§ **TASK DESCRIPTION**:
Identify and copy all lines of the material where the string "мосту" is found.

§ **EXERCISE MATERIALS**:
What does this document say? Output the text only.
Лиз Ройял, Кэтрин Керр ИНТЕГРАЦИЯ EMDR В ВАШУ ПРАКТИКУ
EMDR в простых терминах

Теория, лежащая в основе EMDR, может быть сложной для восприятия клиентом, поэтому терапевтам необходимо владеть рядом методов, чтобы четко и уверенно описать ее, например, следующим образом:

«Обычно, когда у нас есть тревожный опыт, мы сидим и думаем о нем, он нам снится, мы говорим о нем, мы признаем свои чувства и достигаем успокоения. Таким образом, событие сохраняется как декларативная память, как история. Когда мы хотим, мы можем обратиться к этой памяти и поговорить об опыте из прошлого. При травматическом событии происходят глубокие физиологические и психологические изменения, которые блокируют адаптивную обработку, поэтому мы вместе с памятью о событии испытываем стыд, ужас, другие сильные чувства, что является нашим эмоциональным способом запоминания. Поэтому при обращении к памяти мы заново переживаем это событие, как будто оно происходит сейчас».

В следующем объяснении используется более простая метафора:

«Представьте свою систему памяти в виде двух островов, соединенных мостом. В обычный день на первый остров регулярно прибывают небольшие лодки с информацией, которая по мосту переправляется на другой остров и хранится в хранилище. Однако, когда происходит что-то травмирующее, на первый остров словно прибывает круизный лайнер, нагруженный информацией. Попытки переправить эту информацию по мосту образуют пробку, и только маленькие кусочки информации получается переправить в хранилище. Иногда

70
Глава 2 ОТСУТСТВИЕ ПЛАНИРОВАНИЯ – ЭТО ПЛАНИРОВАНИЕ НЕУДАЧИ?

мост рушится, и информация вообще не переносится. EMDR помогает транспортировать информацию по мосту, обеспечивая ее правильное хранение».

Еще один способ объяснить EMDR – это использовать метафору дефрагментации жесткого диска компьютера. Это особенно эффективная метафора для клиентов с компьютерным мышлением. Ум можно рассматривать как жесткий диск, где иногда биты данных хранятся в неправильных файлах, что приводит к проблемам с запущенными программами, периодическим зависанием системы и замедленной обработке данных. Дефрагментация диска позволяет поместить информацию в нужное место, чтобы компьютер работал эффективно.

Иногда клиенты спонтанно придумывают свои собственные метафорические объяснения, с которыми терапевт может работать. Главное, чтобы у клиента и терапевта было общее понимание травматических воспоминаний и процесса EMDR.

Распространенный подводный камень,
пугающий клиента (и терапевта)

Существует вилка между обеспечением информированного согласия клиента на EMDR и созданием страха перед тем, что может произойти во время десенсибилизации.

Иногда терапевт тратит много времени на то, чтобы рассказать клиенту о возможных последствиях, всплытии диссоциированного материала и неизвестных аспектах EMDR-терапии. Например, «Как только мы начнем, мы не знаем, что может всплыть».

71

§ **WRITTEN RESPONSE**:
«Представьте свою систему памяти в виде двух островов, соединенных мостом. В обычный день на первый остров регулярно прибывают небольшие лодки с информацией, которая по мосту переправляется на другой остров и хранится в хранилище. Однако, когда происходит что-то травмирующее, на первый остров словно прибывает круизный лайнер, нагруженный информацией. Попытки переправить эту информацию по мосту образуют пробку, и только маленькие кусочки информации получается переправить в хранилище. Иногда
мост рушится, и информация вообще не переносится. EMDR помогает транспортировать информацию по мосту, обеспечивая ее правильное хранение».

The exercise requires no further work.